▶ **TASK TO COMPLETE**: Take the material below and write it all out again exactly.

▶ **TASK INPUT**:
»»

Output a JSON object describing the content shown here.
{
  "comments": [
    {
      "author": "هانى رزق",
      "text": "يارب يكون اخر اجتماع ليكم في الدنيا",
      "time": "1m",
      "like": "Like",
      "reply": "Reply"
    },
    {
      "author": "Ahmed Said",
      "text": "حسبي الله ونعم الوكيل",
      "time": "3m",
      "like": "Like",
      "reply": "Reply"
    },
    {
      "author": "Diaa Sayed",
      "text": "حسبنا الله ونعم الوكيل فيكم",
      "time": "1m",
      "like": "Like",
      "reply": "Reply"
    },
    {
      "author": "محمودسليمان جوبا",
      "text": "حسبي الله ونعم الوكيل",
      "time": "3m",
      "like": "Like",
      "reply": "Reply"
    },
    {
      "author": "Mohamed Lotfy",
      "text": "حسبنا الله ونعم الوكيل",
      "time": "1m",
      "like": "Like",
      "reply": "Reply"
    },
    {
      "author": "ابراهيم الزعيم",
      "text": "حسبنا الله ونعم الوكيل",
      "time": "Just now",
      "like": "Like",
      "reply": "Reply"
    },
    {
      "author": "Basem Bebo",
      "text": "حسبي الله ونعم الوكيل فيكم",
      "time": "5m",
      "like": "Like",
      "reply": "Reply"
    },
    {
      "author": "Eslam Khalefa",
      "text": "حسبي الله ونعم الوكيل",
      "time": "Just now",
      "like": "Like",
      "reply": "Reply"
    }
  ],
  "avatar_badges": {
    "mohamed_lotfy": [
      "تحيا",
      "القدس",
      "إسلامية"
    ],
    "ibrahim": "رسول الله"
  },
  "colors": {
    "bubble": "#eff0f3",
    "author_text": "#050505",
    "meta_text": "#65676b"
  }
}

««

▶ **RESULT**:
Output a JSON object describing the content shown here.
{
  "comments": [
    {
      "author": "هانى رزق",
      "text": "يارب يكون اخر اجتماع ليكم في الدنيا",
      "time": "1m",
      "like": "Like",
      "reply": "Reply"
    },
    {
      "author": "Ahmed Said",
      "text": "حسبي الله ونعم الوكيل",
      "time": "3m",
      "like": "Like",
      "reply": "Reply"
    },
    {
      "author": "Diaa Sayed",
      "text": "حسبنا الله ونعم الوكيل فيكم",
      "time": "1m",
      "like": "Like",
      "reply": "Reply"
    },
    {
      "author": "محمودسليمان جوبا",
      "text": "حسبي الله ونعم الوكيل",
      "time": "3m",
      "like": "Like",
      "reply": "Reply"
    },
    {
      "author": "Mohamed Lotfy",
      "text": "حسبنا الله ونعم الوكيل",
      "time": "1m",
      "like": "Like",
      "reply": "Reply"
    },
    {
      "author": "ابراهيم الزعيم",
      "text": "حسبنا الله ونعم الوكيل",
      "time": "Just now",
      "like": "Like",
      "reply": "Reply"
    },
    {
      "author": "Basem Bebo",
      "text": "حسبي الله ونعم الوكيل فيكم",
      "time": "5m",
      "like": "Like",
      "reply": "Reply"
    },
    {
      "author": "Eslam Khalefa",
      "text": "حسبي الله ونعم الوكيل",
      "time": "Just now",
      "like": "Like",
      "reply": "Reply"
    }
  ],
  "avatar_badges": {
    "mohamed_lotfy": [
      "تحيا",
      "القدس",
      "إسلامية"
    ],
    "ibrahim": "رسول الله"
  },
  "colors": {
    "bubble": "#eff0f3",
    "author_text": "#050505",
    "meta_text": "#65676b"
  }
}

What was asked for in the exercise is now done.